YOUR GOAL ->
Go through the listing and pick out each line with the word "Generation" in it.
-- RECORDS FOR THIS EXERCISE start --
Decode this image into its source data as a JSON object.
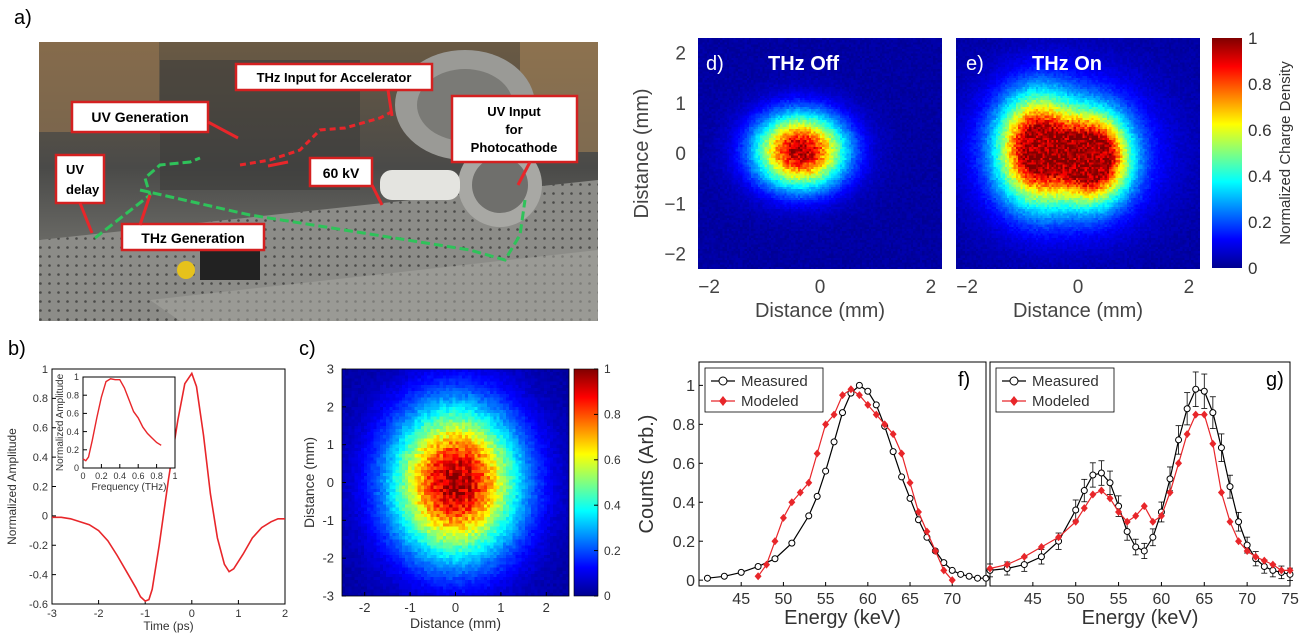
{
  "panel_letters": {
    "a": "a)",
    "b": "b)",
    "c": "c)",
    "d": "d)",
    "e": "e)",
    "f": "f)",
    "g": "g)"
  },
  "photo": {
    "labels": {
      "uv_generation": "UV Generation",
      "thz_input": "THz Input for Accelerator",
      "uv_input_1": "UV Input",
      "uv_input_2": "for",
      "uv_input_3": "Photocathode",
      "uv_delay_1": "UV",
      "uv_delay_2": "delay",
      "kv": "60 kV",
      "thz_generation": "THz Generation"
    }
  },
  "colorbars": {
    "de": {
      "label": "Normalized Charge Density",
      "ticks": [
        "0",
        "0.2",
        "0.4",
        "0.6",
        "0.8",
        "1"
      ]
    },
    "c": {
      "ticks": [
        "0",
        "0.2",
        "0.4",
        "0.6",
        "0.8",
        "1"
      ]
    }
  },
  "chart_data": [
    {
      "id": "b",
      "type": "line",
      "xlabel": "Time (ps)",
      "ylabel": "Normalized Amplitude",
      "xlim": [
        -3,
        2
      ],
      "ylim": [
        -0.6,
        1
      ],
      "xticks": [
        "-3",
        "-2",
        "-1",
        "0",
        "1",
        "2"
      ],
      "yticks": [
        "-0.6",
        "-0.4",
        "-0.2",
        "0",
        "0.2",
        "0.4",
        "0.6",
        "0.8",
        "1"
      ],
      "series": [
        {
          "color": "#e8262a",
          "x": [
            -3,
            -2.8,
            -2.6,
            -2.4,
            -2.2,
            -2.0,
            -1.8,
            -1.6,
            -1.4,
            -1.2,
            -1.1,
            -1.0,
            -0.92,
            -0.85,
            -0.7,
            -0.5,
            -0.3,
            -0.15,
            0,
            0.1,
            0.25,
            0.4,
            0.55,
            0.7,
            0.8,
            0.9,
            1.1,
            1.3,
            1.5,
            1.7,
            1.85,
            2.0
          ],
          "y": [
            -0.01,
            -0.01,
            -0.02,
            -0.04,
            -0.06,
            -0.1,
            -0.17,
            -0.27,
            -0.38,
            -0.49,
            -0.55,
            -0.58,
            -0.57,
            -0.5,
            -0.2,
            0.25,
            0.65,
            0.9,
            0.97,
            0.88,
            0.55,
            0.15,
            -0.15,
            -0.33,
            -0.38,
            -0.36,
            -0.26,
            -0.15,
            -0.08,
            -0.04,
            -0.02,
            -0.02
          ]
        }
      ]
    },
    {
      "id": "b-inset",
      "type": "line",
      "xlabel": "Frequency (THz)",
      "ylabel": "Normalized Amplitude",
      "xlim": [
        0,
        1
      ],
      "ylim": [
        0,
        1
      ],
      "xticks": [
        "0",
        "0.2",
        "0.4",
        "0.6",
        "0.8",
        "1"
      ],
      "yticks": [
        "0",
        "0.2",
        "0.4",
        "0.6",
        "0.8",
        "1"
      ],
      "series": [
        {
          "color": "#e8262a",
          "x": [
            0,
            0.03,
            0.06,
            0.1,
            0.15,
            0.2,
            0.25,
            0.3,
            0.35,
            0.4,
            0.45,
            0.5,
            0.55,
            0.6,
            0.65,
            0.7,
            0.75,
            0.8,
            0.85
          ],
          "y": [
            0.1,
            0.08,
            0.12,
            0.3,
            0.55,
            0.78,
            0.95,
            0.98,
            0.97,
            0.97,
            0.88,
            0.75,
            0.62,
            0.55,
            0.45,
            0.38,
            0.33,
            0.28,
            0.25
          ]
        }
      ]
    },
    {
      "id": "c",
      "type": "heatmap",
      "xlabel": "Distance (mm)",
      "ylabel": "Distance (mm)",
      "xlim": [
        -2.5,
        2.5
      ],
      "ylim": [
        3,
        -3
      ],
      "xticks": [
        "-2",
        "-1",
        "0",
        "1",
        "2"
      ],
      "yticks": [
        "-3",
        "-2",
        "-1",
        "0",
        "1",
        "2",
        "3"
      ],
      "blobs": [
        {
          "cx": 0,
          "cy": 0,
          "sx": 0.95,
          "sy": 1.35,
          "amp": 1.0
        }
      ]
    },
    {
      "id": "d",
      "type": "heatmap",
      "title": "THz Off",
      "xlabel": "Distance (mm)",
      "ylabel": "Distance (mm)",
      "xlim": [
        -2.2,
        2.2
      ],
      "ylim": [
        2.3,
        -2.3
      ],
      "xticks": [
        "−2",
        "0",
        "2"
      ],
      "yticks": [
        "−2",
        "−1",
        "0",
        "1",
        "2"
      ],
      "blobs": [
        {
          "cx": -0.35,
          "cy": 0.05,
          "sx": 0.55,
          "sy": 0.5,
          "amp": 1.0
        }
      ]
    },
    {
      "id": "e",
      "type": "heatmap",
      "title": "THz On",
      "xlabel": "Distance (mm)",
      "xlim": [
        -2.2,
        2.2
      ],
      "ylim": [
        2.3,
        -2.3
      ],
      "xticks": [
        "−2",
        "0",
        "2"
      ],
      "blobs": [
        {
          "cx": -0.75,
          "cy": 0.1,
          "sx": 0.45,
          "sy": 0.7,
          "amp": 0.85
        },
        {
          "cx": 0.3,
          "cy": -0.1,
          "sx": 0.4,
          "sy": 0.55,
          "amp": 0.95
        },
        {
          "cx": -0.2,
          "cy": 0.0,
          "sx": 1.0,
          "sy": 0.95,
          "amp": 0.35
        }
      ]
    },
    {
      "id": "f",
      "type": "line",
      "xlabel": "Energy (keV)",
      "ylabel": "Counts (Arb.)",
      "xlim": [
        40,
        74
      ],
      "ylim": [
        -0.03,
        1.12
      ],
      "xticks": [
        "45",
        "50",
        "55",
        "60",
        "65",
        "70"
      ],
      "yticks": [
        "0",
        "0.2",
        "0.4",
        "0.6",
        "0.8",
        "1"
      ],
      "legend_position": "top-left",
      "series": [
        {
          "name": "Measured",
          "color": "#000000",
          "marker": "circle",
          "x": [
            41,
            43,
            45,
            47,
            49,
            51,
            53,
            54,
            55,
            56,
            57,
            58,
            59,
            60,
            61,
            62,
            63,
            64,
            65,
            66,
            67,
            68,
            69,
            70,
            71,
            72,
            73,
            74
          ],
          "y": [
            0.01,
            0.02,
            0.04,
            0.07,
            0.11,
            0.19,
            0.33,
            0.43,
            0.56,
            0.71,
            0.86,
            0.96,
            1.0,
            0.97,
            0.9,
            0.79,
            0.66,
            0.53,
            0.42,
            0.31,
            0.22,
            0.15,
            0.09,
            0.05,
            0.03,
            0.02,
            0.01,
            0.01
          ]
        },
        {
          "name": "Modeled",
          "color": "#e8262a",
          "marker": "diamond",
          "x": [
            47,
            48,
            49,
            50,
            51,
            52,
            53,
            54,
            55,
            56,
            57,
            58,
            59,
            60,
            61,
            62,
            63,
            64,
            65,
            66,
            67,
            68,
            69,
            70
          ],
          "y": [
            0.02,
            0.08,
            0.2,
            0.32,
            0.4,
            0.45,
            0.5,
            0.65,
            0.8,
            0.85,
            0.95,
            0.98,
            0.95,
            0.9,
            0.85,
            0.8,
            0.75,
            0.65,
            0.5,
            0.35,
            0.25,
            0.15,
            0.05,
            0.0
          ]
        }
      ]
    },
    {
      "id": "g",
      "type": "line",
      "xlabel": "Energy (keV)",
      "xlim": [
        40,
        75
      ],
      "ylim": [
        -0.03,
        1.12
      ],
      "xticks": [
        "45",
        "50",
        "55",
        "60",
        "65",
        "70",
        "75"
      ],
      "legend_position": "top-left",
      "series": [
        {
          "name": "Measured",
          "color": "#000000",
          "marker": "circle",
          "error_bars": true,
          "x": [
            40,
            42,
            44,
            46,
            48,
            50,
            51,
            52,
            53,
            54,
            55,
            56,
            57,
            58,
            59,
            60,
            61,
            62,
            63,
            64,
            65,
            66,
            67,
            68,
            69,
            70,
            71,
            72,
            73,
            74,
            75
          ],
          "y": [
            0.05,
            0.06,
            0.08,
            0.12,
            0.2,
            0.36,
            0.46,
            0.54,
            0.55,
            0.5,
            0.38,
            0.25,
            0.17,
            0.15,
            0.22,
            0.35,
            0.52,
            0.72,
            0.88,
            0.98,
            0.97,
            0.86,
            0.68,
            0.48,
            0.3,
            0.18,
            0.11,
            0.07,
            0.05,
            0.04,
            0.03
          ]
        },
        {
          "name": "Modeled",
          "color": "#e8262a",
          "marker": "diamond",
          "x": [
            40,
            42,
            44,
            46,
            48,
            50,
            51,
            52,
            53,
            54,
            55,
            56,
            57,
            58,
            59,
            60,
            61,
            62,
            63,
            64,
            65,
            66,
            67,
            68,
            69,
            70,
            71,
            72,
            73,
            74,
            75
          ],
          "y": [
            0.06,
            0.08,
            0.12,
            0.17,
            0.22,
            0.3,
            0.37,
            0.44,
            0.46,
            0.42,
            0.35,
            0.3,
            0.33,
            0.38,
            0.3,
            0.33,
            0.45,
            0.6,
            0.75,
            0.85,
            0.85,
            0.7,
            0.45,
            0.3,
            0.2,
            0.15,
            0.12,
            0.1,
            0.08,
            0.05,
            0.05
          ]
        }
      ]
    }
  ]
}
-- RECORDS FOR THIS EXERCISE end --
RESULT ->
      "uv_generation": "UV Generation",
      "thz_generation": "THz Generation"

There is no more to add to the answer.